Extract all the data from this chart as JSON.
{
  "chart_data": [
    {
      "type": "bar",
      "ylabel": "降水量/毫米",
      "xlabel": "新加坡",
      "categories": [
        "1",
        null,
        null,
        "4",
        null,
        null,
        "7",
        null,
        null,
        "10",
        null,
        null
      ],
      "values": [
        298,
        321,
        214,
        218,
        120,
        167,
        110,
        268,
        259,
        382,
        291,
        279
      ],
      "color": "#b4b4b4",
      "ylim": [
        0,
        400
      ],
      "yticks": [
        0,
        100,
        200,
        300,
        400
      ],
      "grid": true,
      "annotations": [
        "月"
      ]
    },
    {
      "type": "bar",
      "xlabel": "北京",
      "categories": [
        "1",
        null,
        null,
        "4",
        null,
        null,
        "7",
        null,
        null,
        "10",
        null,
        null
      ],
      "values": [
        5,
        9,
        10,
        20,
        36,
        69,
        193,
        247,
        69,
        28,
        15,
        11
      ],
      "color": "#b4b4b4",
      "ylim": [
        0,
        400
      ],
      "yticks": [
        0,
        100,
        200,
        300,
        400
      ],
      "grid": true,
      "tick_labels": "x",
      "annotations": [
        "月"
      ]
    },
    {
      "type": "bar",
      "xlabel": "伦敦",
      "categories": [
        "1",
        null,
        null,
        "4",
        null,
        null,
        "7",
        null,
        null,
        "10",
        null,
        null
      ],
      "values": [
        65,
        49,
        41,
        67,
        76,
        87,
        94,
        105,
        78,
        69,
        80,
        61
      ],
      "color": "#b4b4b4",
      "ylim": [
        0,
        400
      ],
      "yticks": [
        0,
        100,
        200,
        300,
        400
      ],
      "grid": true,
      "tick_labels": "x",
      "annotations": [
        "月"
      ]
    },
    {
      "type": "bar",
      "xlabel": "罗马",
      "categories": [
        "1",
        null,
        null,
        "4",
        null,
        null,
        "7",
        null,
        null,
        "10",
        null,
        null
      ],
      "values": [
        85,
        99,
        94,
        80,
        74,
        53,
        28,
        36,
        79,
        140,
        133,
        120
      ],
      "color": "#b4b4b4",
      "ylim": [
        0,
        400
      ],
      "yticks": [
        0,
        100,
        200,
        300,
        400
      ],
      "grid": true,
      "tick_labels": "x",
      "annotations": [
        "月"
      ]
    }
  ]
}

■ ■ ■ ■ ■ ■ ■

Write out the full listing exactly as given.

TASK RESPONSE
Extract all the data from this chart as JSON.
{
  "chart_data": [
    {
      "type": "bar",
      "ylabel": "降水量/毫米",
      "xlabel": "新加坡",
      "categories": [
        "1",
        null,
        null,
        "4",
        null,
        null,
        "7",
        null,
        null,
        "10",
        null,
        null
      ],
      "values": [
        298,
        321,
        214,
        218,
        120,
        167,
        110,
        268,
        259,
        382,
        291,
        279
      ],
      "color": "#b4b4b4",
      "ylim": [
        0,
        400
      ],
      "yticks": [
        0,
        100,
        200,
        300,
        400
      ],
      "grid": true,
      "annotations": [
        "月"
      ]
    },
    {
      "type": "bar",
      "xlabel": "北京",
      "categories": [
        "1",
        null,
        null,
        "4",
        null,
        null,
        "7",
        null,
        null,
        "10",
        null,
        null
      ],
      "values": [
        5,
        9,
        10,
        20,
        36,
        69,
        193,
        247,
        69,
        28,
        15,
        11
      ],
      "color": "#b4b4b4",
      "ylim": [
        0,
        400
      ],
      "yticks": [
        0,
        100,
        200,
        300,
        400
      ],
      "grid": true,
      "tick_labels": "x",
      "annotations": [
        "月"
      ]
    },
    {
      "type": "bar",
      "xlabel": "伦敦",
      "categories": [
        "1",
        null,
        null,
        "4",
        null,
        null,
        "7",
        null,
        null,
        "10",
        null,
        null
      ],
      "values": [
        65,
        49,
        41,
        67,
        76,
        87,
        94,
        105,
        78,
        69,
        80,
        61
      ],
      "color": "#b4b4b4",
      "ylim": [
        0,
        400
      ],
      "yticks": [
        0,
        100,
        200,
        300,
        400
      ],
      "grid": true,
      "tick_labels": "x",
      "annotations": [
        "月"
      ]
    },
    {
      "type": "bar",
      "xlabel": "罗马",
      "categories": [
        "1",
        null,
        null,
        "4",
        null,
        null,
        "7",
        null,
        null,
        "10",
        null,
        null
      ],
      "values": [
        85,
        99,
        94,
        80,
        74,
        53,
        28,
        36,
        79,
        140,
        133,
        120
      ],
      "color": "#b4b4b4",
      "ylim": [
        0,
        400
      ],
      "yticks": [
        0,
        100,
        200,
        300,
        400
      ],
      "grid": true,
      "tick_labels": "x",
      "annotations": [
        "月"
      ]
    }
  ]
}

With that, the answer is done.